:: WHAT THE TASK REQUIRES ::
Write out all of the data without omission, exactly as shown.
— start of PROVIDED DATA —
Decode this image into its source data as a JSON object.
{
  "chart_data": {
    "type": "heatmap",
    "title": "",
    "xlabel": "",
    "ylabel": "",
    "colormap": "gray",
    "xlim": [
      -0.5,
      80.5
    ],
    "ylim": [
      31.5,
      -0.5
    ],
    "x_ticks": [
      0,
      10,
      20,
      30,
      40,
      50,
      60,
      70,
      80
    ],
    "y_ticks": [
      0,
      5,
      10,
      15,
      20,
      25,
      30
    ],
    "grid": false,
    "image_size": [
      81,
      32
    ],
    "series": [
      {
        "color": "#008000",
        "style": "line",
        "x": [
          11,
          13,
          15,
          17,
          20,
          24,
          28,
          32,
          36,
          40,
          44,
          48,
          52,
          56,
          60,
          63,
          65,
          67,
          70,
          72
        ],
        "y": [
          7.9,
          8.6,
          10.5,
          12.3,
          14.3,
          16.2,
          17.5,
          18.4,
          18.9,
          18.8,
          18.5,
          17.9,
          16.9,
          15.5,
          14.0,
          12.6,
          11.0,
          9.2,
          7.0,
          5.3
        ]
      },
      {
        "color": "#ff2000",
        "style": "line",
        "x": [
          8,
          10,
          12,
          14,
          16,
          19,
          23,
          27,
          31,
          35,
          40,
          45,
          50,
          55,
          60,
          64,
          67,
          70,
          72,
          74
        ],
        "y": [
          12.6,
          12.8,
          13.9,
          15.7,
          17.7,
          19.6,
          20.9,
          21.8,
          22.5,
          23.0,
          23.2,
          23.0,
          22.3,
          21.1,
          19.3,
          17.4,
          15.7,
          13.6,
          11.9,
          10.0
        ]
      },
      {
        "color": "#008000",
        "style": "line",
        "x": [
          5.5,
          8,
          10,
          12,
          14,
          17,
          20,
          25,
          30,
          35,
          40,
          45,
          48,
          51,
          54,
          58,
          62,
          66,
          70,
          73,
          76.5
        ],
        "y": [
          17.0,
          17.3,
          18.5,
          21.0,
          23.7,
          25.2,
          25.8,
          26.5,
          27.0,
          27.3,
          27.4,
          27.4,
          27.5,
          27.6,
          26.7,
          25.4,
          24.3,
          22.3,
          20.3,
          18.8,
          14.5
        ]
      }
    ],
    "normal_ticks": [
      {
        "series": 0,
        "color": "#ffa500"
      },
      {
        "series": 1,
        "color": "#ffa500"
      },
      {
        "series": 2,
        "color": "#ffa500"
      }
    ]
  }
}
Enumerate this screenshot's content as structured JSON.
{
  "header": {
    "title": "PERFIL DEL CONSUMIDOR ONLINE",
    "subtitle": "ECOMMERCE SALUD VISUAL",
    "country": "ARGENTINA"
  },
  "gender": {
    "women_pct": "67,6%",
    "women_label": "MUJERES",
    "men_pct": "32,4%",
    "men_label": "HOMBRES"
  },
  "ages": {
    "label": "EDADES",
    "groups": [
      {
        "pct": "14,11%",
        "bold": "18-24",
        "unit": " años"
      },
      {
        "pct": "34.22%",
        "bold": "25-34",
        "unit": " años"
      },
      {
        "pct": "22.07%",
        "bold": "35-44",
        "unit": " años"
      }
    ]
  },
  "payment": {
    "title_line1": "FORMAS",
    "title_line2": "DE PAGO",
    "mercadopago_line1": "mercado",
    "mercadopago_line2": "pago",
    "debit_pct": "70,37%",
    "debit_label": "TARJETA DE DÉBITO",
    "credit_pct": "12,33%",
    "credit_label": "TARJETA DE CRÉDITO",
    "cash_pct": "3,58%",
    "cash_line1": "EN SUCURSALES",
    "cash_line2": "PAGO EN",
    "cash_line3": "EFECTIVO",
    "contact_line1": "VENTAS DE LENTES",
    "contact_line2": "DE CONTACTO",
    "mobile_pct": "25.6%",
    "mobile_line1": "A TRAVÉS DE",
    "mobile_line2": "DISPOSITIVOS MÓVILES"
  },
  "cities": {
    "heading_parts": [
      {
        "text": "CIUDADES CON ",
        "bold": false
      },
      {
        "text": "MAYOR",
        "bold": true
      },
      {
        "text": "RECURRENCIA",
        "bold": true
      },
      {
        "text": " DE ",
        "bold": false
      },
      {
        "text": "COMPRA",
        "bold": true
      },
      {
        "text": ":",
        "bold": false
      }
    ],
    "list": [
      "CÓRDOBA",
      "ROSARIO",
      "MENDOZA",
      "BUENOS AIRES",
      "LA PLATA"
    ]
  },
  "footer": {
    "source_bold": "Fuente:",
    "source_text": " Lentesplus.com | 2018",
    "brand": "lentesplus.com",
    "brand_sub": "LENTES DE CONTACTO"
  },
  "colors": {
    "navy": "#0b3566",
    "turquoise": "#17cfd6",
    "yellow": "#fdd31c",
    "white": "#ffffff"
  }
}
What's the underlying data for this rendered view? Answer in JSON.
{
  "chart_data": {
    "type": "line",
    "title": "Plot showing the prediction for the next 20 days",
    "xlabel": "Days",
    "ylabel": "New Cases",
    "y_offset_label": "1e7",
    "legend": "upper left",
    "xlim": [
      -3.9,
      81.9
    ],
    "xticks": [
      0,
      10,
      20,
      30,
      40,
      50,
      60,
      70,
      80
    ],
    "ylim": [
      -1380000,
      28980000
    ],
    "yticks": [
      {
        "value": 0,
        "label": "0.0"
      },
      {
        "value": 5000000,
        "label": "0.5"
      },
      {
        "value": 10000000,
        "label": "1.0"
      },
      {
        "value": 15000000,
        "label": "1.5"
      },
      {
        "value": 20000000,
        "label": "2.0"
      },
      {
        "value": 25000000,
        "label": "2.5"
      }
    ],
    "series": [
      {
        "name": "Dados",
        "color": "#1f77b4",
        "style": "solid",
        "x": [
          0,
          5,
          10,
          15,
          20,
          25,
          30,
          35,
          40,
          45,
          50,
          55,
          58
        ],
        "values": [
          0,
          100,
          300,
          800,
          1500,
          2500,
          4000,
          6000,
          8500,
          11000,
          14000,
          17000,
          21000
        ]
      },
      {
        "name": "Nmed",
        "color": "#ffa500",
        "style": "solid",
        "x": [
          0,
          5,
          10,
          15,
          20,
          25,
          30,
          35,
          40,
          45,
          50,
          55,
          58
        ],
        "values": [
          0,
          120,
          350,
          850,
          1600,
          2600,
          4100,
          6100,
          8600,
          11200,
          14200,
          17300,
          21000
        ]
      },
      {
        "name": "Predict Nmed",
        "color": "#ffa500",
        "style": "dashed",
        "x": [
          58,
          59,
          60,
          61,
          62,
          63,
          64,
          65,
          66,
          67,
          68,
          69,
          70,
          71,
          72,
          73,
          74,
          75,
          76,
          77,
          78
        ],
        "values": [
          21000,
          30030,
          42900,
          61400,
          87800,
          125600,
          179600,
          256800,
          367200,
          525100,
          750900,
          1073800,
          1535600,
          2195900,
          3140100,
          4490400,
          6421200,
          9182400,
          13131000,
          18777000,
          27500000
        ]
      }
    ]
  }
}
— end of PROVIDED DATA —
:: OUTPUT ::
Decode this image into its source data as a JSON object.
{
  "chart_data": {
    "type": "heatmap",
    "title": "",
    "xlabel": "",
    "ylabel": "",
    "colormap": "gray",
    "xlim": [
      -0.5,
      80.5
    ],
    "ylim": [
      31.5,
      -0.5
    ],
    "x_ticks": [
      0,
      10,
      20,
      30,
      40,
      50,
      60,
      70,
      80
    ],
    "y_ticks": [
      0,
      5,
      10,
      15,
      20,
      25,
      30
    ],
    "grid": false,
    "image_size": [
      81,
      32
    ],
    "series": [
      {
        "color": "#008000",
        "style": "line",
        "x": [
          11,
          13,
          15,
          17,
          20,
          24,
          28,
          32,
          36,
          40,
          44,
          48,
          52,
          56,
          60,
          63,
          65,
          67,
          70,
          72
        ],
        "y": [
          7.9,
          8.6,
          10.5,
          12.3,
          14.3,
          16.2,
          17.5,
          18.4,
          18.9,
          18.8,
          18.5,
          17.9,
          16.9,
          15.5,
          14.0,
          12.6,
          11.0,
          9.2,
          7.0,
          5.3
        ]
      },
      {
        "color": "#ff2000",
        "style": "line",
        "x": [
          8,
          10,
          12,
          14,
          16,
          19,
          23,
          27,
          31,
          35,
          40,
          45,
          50,
          55,
          60,
          64,
          67,
          70,
          72,
          74
        ],
        "y": [
          12.6,
          12.8,
          13.9,
          15.7,
          17.7,
          19.6,
          20.9,
          21.8,
          22.5,
          23.0,
          23.2,
          23.0,
          22.3,
          21.1,
          19.3,
          17.4,
          15.7,
          13.6,
          11.9,
          10.0
        ]
      },
      {
        "color": "#008000",
        "style": "line",
        "x": [
          5.5,
          8,
          10,
          12,
          14,
          17,
          20,
          25,
          30,
          35,
          40,
          45,
          48,
          51,
          54,
          58,
          62,
          66,
          70,
          73,
          76.5
        ],
        "y": [
          17.0,
          17.3,
          18.5,
          21.0,
          23.7,
          25.2,
          25.8,
          26.5,
          27.0,
          27.3,
          27.4,
          27.4,
          27.5,
          27.6,
          26.7,
          25.4,
          24.3,
          22.3,
          20.3,
          18.8,
          14.5
        ]
      }
    ],
    "normal_ticks": [
      {
        "series": 0,
        "color": "#ffa500"
      },
      {
        "series": 1,
        "color": "#ffa500"
      },
      {
        "series": 2,
        "color": "#ffa500"
      }
    ]
  }
}
Enumerate this screenshot's content as structured JSON.
{
  "header": {
    "title": "PERFIL DEL CONSUMIDOR ONLINE",
    "subtitle": "ECOMMERCE SALUD VISUAL",
    "country": "ARGENTINA"
  },
  "gender": {
    "women_pct": "67,6%",
    "women_label": "MUJERES",
    "men_pct": "32,4%",
    "men_label": "HOMBRES"
  },
  "ages": {
    "label": "EDADES",
    "groups": [
      {
        "pct": "14,11%",
        "bold": "18-24",
        "unit": " años"
      },
      {
        "pct": "34.22%",
        "bold": "25-34",
        "unit": " años"
      },
      {
        "pct": "22.07%",
        "bold": "35-44",
        "unit": " años"
      }
    ]
  },
  "payment": {
    "title_line1": "FORMAS",
    "title_line2": "DE PAGO",
    "mercadopago_line1": "mercado",
    "mercadopago_line2": "pago",
    "debit_pct": "70,37%",
    "debit_label": "TARJETA DE DÉBITO",
    "credit_pct": "12,33%",
    "credit_label": "TARJETA DE CRÉDITO",
    "cash_pct": "3,58%",
    "cash_line1": "EN SUCURSALES",
    "cash_line2": "PAGO EN",
    "cash_line3": "EFECTIVO",
    "contact_line1": "VENTAS DE LENTES",
    "contact_line2": "DE CONTACTO",
    "mobile_pct": "25.6%",
    "mobile_line1": "A TRAVÉS DE",
    "mobile_line2": "DISPOSITIVOS MÓVILES"
  },
  "cities": {
    "heading_parts": [
      {
        "text": "CIUDADES CON ",
        "bold": false
      },
      {
        "text": "MAYOR",
        "bold": true
      },
      {
        "text": "RECURRENCIA",
        "bold": true
      },
      {
        "text": " DE ",
        "bold": false
      },
      {
        "text": "COMPRA",
        "bold": true
      },
      {
        "text": ":",
        "bold": false
      }
    ],
    "list": [
      "CÓRDOBA",
      "ROSARIO",
      "MENDOZA",
      "BUENOS AIRES",
      "LA PLATA"
    ]
  },
  "footer": {
    "source_bold": "Fuente:",
    "source_text": " Lentesplus.com | 2018",
    "brand": "lentesplus.com",
    "brand_sub": "LENTES DE CONTACTO"
  },
  "colors": {
    "navy": "#0b3566",
    "turquoise": "#17cfd6",
    "yellow": "#fdd31c",
    "white": "#ffffff"
  }
}
What's the underlying data for this rendered view? Answer in JSON.
{
  "chart_data": {
    "type": "line",
    "title": "Plot showing the prediction for the next 20 days",
    "xlabel": "Days",
    "ylabel": "New Cases",
    "y_offset_label": "1e7",
    "legend": "upper left",
    "xlim": [
      -3.9,
      81.9
    ],
    "xticks": [
      0,
      10,
      20,
      30,
      40,
      50,
      60,
      70,
      80
    ],
    "ylim": [
      -1380000,
      28980000
    ],
    "yticks": [
      {
        "value": 0,
        "label": "0.0"
      },
      {
        "value": 5000000,
        "label": "0.5"
      },
      {
        "value": 10000000,
        "label": "1.0"
      },
      {
        "value": 15000000,
        "label": "1.5"
      },
      {
        "value": 20000000,
        "label": "2.0"
      },
      {
        "value": 25000000,
        "label": "2.5"
      }
    ],
    "series": [
      {
        "name": "Dados",
        "color": "#1f77b4",
        "style": "solid",
        "x": [
          0,
          5,
          10,
          15,
          20,
          25,
          30,
          35,
          40,
          45,
          50,
          55,
          58
        ],
        "values": [
          0,
          100,
          300,
          800,
          1500,
          2500,
          4000,
          6000,
          8500,
          11000,
          14000,
          17000,
          21000
        ]
      },
      {
        "name": "Nmed",
        "color": "#ffa500",
        "style": "solid",
        "x": [
          0,
          5,
          10,
          15,
          20,
          25,
          30,
          35,
          40,
          45,
          50,
          55,
          58
        ],
        "values": [
          0,
          120,
          350,
          850,
          1600,
          2600,
          4100,
          6100,
          8600,
          11200,
          14200,
          17300,
          21000
        ]
      },
      {
        "name": "Predict Nmed",
        "color": "#ffa500",
        "style": "dashed",
        "x": [
          58,
          59,
          60,
          61,
          62,
          63,
          64,
          65,
          66,
          67,
          68,
          69,
          70,
          71,
          72,
          73,
          74,
          75,
          76,
          77,
          78
        ],
        "values": [
          21000,
          30030,
          42900,
          61400,
          87800,
          125600,
          179600,
          256800,
          367200,
          525100,
          750900,
          1073800,
          1535600,
          2195900,
          3140100,
          4490400,
          6421200,
          9182400,
          13131000,
          18777000,
          27500000
        ]
      }
    ]
  }
}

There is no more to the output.